_What is being asked_
Go through the listing and return every line with "structure" in it.
-- Material for the task start --
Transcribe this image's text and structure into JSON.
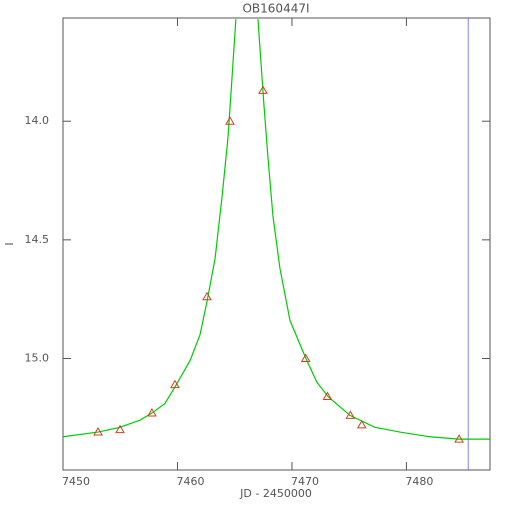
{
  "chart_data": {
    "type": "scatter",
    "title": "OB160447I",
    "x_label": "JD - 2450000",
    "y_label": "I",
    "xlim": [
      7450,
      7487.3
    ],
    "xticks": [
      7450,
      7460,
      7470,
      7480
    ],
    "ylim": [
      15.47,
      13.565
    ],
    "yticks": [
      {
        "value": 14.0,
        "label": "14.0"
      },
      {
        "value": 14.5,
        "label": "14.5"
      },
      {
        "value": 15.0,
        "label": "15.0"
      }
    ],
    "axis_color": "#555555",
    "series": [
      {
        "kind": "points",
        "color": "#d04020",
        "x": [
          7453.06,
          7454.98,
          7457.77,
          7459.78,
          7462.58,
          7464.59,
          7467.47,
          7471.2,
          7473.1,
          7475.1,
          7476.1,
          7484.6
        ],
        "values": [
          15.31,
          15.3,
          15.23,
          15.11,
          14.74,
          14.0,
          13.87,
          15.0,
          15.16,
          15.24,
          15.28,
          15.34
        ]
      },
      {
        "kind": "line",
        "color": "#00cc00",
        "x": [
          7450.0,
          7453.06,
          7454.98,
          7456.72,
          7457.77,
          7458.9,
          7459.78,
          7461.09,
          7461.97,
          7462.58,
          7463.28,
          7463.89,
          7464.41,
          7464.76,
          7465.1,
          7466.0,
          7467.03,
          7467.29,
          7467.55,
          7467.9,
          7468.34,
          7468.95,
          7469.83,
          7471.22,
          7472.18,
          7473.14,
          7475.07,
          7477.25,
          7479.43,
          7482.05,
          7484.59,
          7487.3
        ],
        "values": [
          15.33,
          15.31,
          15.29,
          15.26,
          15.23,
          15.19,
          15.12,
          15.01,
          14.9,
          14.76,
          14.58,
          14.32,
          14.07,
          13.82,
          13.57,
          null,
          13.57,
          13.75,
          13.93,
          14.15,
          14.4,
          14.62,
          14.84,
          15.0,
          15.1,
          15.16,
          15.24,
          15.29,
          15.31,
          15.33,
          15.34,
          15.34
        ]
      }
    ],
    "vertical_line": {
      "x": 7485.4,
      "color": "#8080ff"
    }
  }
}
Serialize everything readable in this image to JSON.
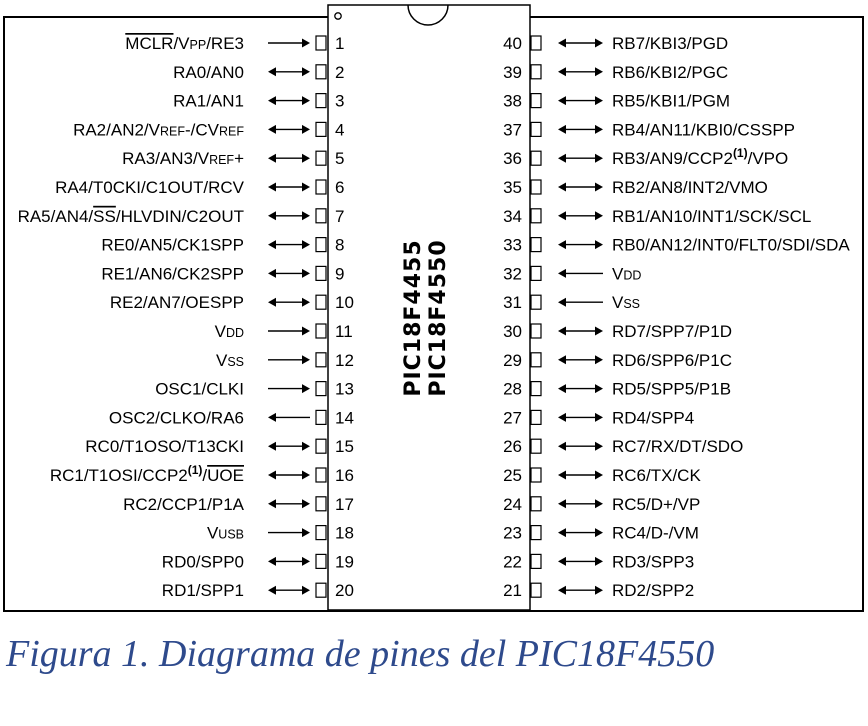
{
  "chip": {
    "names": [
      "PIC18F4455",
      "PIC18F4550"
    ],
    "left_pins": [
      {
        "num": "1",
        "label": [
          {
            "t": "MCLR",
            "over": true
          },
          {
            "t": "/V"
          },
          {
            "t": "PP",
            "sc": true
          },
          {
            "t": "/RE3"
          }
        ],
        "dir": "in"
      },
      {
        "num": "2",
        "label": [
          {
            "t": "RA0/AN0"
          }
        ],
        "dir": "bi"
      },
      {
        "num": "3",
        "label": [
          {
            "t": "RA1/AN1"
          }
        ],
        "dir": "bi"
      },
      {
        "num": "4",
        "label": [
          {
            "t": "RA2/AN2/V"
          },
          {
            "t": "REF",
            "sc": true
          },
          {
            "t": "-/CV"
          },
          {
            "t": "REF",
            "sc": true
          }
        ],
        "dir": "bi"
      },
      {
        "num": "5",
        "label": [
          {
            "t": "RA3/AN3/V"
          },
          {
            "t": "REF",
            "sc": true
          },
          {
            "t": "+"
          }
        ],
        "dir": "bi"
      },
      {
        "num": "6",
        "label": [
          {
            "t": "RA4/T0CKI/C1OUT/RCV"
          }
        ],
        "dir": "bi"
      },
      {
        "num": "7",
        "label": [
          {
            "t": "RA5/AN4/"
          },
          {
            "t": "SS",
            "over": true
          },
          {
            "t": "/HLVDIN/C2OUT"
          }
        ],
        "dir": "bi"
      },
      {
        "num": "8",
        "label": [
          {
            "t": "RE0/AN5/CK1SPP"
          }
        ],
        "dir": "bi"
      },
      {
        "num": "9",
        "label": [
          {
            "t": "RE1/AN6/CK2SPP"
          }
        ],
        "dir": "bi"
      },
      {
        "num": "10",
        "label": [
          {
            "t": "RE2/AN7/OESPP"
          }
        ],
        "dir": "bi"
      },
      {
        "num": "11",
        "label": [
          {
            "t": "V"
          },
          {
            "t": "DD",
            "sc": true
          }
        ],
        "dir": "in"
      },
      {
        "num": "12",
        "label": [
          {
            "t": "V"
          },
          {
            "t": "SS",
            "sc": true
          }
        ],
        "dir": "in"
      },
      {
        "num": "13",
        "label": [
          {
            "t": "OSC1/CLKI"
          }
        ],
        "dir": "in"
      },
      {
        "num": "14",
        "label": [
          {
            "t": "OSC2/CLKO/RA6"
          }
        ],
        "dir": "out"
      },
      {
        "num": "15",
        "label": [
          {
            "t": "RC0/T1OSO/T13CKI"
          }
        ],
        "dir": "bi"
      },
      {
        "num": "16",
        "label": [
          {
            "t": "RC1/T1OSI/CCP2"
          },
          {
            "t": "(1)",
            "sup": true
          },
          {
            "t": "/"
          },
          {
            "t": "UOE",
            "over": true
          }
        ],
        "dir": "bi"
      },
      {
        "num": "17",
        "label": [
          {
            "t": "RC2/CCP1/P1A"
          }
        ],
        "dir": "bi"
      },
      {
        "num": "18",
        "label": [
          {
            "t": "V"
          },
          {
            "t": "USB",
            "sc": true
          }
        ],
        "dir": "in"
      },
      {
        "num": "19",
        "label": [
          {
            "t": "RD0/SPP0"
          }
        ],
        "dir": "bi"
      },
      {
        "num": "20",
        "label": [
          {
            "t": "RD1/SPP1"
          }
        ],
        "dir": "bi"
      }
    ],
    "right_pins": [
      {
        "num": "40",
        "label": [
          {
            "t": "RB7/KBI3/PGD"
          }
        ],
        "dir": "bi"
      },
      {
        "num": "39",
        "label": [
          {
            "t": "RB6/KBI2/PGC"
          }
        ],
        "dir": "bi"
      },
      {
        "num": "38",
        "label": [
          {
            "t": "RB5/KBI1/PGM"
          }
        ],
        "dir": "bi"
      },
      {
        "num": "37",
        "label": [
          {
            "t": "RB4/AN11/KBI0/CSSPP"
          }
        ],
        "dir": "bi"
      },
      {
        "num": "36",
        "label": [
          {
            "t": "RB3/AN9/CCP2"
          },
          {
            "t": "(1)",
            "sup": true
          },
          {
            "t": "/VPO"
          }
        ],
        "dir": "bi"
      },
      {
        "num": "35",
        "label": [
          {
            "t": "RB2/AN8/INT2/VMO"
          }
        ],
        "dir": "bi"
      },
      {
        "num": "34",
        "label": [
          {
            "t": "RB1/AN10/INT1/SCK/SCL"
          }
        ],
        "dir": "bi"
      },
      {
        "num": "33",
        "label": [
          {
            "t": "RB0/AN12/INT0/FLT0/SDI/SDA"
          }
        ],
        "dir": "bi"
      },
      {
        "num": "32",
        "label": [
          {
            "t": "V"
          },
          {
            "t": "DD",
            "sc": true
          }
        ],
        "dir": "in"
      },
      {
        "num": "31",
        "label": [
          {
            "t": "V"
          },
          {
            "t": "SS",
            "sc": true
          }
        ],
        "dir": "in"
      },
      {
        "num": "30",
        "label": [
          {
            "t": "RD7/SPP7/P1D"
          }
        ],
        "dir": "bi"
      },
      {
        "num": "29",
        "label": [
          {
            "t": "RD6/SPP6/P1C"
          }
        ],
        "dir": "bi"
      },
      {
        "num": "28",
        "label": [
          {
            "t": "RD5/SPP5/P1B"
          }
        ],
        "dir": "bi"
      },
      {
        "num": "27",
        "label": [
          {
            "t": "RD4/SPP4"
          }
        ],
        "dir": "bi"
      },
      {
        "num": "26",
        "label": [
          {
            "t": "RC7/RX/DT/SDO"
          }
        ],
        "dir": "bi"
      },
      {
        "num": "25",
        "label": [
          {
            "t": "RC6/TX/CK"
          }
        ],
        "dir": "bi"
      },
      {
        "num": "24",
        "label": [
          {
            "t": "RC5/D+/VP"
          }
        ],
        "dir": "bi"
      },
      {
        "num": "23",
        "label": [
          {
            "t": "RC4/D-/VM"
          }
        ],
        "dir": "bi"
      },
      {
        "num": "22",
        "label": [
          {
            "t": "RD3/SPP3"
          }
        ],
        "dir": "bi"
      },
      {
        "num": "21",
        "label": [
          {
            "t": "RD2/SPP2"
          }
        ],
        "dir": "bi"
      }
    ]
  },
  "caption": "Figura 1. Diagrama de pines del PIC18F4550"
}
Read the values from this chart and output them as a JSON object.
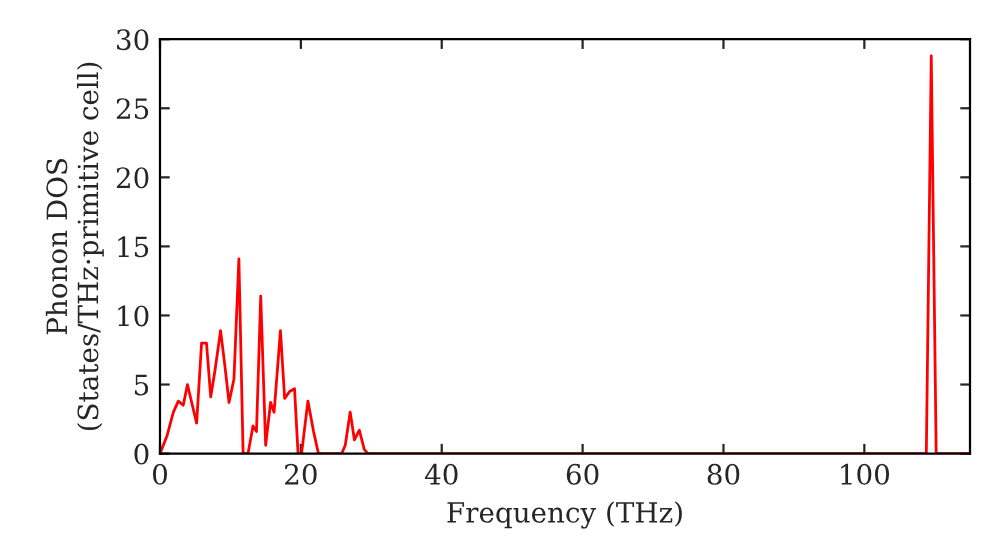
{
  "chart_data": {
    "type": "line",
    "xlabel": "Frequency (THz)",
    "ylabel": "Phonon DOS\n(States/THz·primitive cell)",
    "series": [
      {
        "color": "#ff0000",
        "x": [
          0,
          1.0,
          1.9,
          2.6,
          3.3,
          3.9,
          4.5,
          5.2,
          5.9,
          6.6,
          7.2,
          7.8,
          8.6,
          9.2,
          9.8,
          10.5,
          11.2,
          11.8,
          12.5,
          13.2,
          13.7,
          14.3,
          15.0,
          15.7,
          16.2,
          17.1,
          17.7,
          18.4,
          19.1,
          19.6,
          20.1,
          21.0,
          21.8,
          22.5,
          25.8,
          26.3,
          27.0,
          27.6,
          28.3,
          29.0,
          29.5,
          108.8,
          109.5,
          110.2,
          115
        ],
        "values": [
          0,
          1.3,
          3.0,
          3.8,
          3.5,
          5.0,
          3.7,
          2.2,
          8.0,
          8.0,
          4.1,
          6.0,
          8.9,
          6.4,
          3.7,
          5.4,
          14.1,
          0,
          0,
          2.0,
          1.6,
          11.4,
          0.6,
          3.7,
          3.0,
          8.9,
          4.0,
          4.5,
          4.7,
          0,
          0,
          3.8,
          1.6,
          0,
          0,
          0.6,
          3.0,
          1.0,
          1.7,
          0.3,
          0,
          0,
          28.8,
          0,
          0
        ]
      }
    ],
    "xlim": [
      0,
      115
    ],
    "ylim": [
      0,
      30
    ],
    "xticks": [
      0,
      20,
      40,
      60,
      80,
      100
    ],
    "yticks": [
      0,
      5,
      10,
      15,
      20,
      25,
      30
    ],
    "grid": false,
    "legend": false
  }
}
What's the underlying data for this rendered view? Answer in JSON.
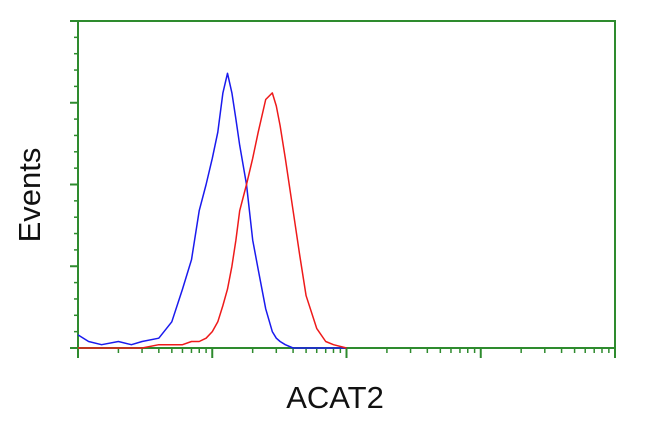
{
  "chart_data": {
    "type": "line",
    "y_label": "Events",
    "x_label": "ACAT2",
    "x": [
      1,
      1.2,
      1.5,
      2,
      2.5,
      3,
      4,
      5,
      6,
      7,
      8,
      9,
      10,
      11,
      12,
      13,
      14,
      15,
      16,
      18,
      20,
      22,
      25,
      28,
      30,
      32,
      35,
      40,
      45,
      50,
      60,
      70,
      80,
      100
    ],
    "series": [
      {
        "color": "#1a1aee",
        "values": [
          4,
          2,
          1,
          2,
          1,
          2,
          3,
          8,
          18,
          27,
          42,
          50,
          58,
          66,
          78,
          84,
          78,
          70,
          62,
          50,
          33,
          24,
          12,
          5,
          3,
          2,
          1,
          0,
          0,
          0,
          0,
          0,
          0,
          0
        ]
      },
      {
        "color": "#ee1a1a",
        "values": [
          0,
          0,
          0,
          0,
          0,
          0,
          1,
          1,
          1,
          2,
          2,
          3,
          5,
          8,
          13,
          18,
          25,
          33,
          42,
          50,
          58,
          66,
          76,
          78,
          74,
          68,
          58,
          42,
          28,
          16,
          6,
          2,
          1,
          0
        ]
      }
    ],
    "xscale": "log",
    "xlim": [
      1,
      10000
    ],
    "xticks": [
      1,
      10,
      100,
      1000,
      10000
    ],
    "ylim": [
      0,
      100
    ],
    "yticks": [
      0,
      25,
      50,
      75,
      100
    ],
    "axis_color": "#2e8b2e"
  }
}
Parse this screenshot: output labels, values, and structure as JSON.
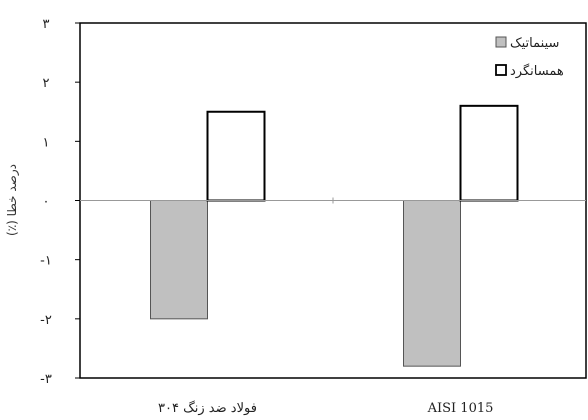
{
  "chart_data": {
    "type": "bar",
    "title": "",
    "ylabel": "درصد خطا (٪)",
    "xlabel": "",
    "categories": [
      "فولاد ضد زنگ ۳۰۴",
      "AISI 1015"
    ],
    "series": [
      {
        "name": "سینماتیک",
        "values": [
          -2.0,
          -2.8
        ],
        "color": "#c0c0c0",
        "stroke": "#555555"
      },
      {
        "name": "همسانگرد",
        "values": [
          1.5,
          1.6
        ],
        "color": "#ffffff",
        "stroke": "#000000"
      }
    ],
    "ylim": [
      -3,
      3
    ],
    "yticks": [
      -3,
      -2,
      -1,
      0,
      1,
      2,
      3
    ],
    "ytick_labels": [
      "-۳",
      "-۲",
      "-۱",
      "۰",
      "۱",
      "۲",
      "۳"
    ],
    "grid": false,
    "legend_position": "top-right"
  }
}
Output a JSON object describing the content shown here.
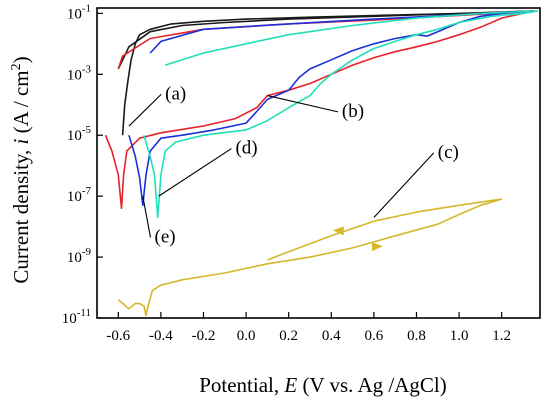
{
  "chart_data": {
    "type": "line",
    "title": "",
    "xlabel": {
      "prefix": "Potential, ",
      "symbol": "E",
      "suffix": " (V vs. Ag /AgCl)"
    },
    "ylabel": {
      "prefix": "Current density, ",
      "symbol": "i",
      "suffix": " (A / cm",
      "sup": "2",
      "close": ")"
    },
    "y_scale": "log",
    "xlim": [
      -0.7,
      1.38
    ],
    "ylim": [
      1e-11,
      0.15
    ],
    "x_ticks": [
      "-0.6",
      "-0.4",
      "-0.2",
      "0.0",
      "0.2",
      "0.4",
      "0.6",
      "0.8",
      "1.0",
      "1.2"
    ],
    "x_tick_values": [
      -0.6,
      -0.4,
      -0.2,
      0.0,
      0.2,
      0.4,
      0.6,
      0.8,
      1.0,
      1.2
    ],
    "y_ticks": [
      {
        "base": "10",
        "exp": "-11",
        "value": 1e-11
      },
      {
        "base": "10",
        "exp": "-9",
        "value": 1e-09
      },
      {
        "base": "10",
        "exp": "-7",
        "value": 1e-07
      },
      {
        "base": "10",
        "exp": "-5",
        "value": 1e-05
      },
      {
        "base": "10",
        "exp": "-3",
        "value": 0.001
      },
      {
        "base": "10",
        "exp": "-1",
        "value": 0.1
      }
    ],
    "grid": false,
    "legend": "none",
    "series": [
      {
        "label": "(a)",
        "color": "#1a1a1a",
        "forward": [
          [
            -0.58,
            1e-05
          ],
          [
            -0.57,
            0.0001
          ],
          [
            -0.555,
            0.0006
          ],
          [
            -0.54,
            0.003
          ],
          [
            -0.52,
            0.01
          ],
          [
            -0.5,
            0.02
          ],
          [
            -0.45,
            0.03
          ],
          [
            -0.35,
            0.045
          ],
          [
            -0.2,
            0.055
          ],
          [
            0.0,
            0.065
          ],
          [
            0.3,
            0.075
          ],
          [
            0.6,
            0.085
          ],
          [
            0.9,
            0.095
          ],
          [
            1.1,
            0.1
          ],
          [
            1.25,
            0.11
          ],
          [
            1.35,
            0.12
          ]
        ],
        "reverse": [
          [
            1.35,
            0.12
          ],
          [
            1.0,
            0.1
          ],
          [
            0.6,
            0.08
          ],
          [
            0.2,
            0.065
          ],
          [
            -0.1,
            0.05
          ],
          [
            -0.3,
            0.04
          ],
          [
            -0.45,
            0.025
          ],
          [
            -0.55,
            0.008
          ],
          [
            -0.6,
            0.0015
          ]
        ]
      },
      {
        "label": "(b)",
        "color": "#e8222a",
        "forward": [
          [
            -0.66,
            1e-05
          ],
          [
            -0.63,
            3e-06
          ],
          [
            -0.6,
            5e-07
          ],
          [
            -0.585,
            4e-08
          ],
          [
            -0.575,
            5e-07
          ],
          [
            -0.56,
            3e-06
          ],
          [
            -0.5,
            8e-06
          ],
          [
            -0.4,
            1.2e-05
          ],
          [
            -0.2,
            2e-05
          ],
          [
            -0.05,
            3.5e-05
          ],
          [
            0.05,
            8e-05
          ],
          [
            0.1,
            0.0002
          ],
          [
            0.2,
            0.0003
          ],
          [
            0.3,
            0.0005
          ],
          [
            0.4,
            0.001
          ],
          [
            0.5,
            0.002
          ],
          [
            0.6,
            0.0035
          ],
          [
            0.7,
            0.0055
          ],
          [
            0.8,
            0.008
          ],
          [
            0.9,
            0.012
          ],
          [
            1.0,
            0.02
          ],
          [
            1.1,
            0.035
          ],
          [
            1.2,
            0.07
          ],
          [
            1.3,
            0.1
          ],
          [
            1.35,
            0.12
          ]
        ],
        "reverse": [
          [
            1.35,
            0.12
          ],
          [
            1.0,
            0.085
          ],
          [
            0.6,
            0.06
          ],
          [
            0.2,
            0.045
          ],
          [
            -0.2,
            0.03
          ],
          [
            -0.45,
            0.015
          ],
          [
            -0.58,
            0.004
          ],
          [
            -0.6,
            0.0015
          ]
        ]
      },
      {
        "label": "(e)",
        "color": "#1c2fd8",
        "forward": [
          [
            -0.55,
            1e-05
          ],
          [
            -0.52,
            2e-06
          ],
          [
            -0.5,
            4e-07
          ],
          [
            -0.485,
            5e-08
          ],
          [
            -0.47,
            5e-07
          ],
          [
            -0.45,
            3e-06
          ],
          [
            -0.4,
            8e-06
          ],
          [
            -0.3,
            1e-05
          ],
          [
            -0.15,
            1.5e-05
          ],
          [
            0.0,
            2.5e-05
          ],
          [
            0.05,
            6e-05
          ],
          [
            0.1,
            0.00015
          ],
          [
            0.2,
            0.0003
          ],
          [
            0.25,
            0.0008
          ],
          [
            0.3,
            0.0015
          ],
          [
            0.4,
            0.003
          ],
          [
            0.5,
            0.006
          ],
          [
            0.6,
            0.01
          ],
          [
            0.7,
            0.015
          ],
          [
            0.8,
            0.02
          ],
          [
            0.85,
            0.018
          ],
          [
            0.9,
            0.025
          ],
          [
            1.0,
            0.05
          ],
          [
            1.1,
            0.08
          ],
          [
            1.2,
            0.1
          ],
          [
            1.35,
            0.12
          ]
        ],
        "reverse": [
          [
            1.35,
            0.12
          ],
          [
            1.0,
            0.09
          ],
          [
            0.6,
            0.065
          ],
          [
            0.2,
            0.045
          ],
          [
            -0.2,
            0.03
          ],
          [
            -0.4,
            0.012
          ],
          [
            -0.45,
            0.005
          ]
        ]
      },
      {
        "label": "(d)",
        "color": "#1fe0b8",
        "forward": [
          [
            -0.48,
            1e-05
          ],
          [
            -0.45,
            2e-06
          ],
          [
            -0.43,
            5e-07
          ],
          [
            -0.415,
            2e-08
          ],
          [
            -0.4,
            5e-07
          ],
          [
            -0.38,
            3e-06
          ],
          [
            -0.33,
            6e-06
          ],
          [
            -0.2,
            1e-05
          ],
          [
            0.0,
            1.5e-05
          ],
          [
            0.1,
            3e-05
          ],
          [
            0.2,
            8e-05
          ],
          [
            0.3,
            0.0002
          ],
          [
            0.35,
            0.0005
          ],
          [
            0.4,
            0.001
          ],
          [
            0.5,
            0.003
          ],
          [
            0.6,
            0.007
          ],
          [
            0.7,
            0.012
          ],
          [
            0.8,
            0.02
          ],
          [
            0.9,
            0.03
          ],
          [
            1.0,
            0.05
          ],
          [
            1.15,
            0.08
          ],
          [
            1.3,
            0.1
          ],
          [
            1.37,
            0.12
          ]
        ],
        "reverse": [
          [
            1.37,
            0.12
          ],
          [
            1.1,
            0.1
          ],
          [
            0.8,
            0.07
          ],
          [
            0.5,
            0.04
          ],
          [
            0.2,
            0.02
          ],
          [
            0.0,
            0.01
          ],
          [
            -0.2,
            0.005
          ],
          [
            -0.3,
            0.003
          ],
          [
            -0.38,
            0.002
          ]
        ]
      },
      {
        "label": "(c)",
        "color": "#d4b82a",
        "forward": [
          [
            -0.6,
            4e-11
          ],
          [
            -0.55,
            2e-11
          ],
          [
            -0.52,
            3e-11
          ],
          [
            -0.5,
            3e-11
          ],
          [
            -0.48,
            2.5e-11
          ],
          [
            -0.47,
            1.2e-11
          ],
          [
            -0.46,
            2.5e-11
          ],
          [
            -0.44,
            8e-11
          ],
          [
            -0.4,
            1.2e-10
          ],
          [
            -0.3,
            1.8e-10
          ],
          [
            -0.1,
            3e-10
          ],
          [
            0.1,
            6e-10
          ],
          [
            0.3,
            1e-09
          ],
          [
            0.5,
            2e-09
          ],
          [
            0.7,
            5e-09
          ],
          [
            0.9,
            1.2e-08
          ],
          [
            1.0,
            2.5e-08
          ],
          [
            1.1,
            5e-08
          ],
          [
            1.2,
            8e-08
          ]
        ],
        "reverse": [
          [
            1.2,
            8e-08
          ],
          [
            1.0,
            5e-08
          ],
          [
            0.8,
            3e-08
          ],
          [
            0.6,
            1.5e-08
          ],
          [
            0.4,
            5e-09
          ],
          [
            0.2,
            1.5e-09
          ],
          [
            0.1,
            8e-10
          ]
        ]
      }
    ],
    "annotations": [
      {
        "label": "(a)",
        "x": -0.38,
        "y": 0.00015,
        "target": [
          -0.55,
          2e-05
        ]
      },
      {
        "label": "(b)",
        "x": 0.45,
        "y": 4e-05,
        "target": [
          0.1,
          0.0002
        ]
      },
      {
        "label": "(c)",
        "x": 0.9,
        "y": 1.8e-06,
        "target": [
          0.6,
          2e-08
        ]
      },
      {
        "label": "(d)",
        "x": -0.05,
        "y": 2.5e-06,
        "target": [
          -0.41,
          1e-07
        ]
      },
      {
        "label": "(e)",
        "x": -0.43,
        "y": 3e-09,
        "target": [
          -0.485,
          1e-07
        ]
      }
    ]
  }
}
-- Material for the task end --
_Solution to this task_
Transcribe this image's text and structure into JSON.
Parse this screenshot: output labels, values, and structure as JSON.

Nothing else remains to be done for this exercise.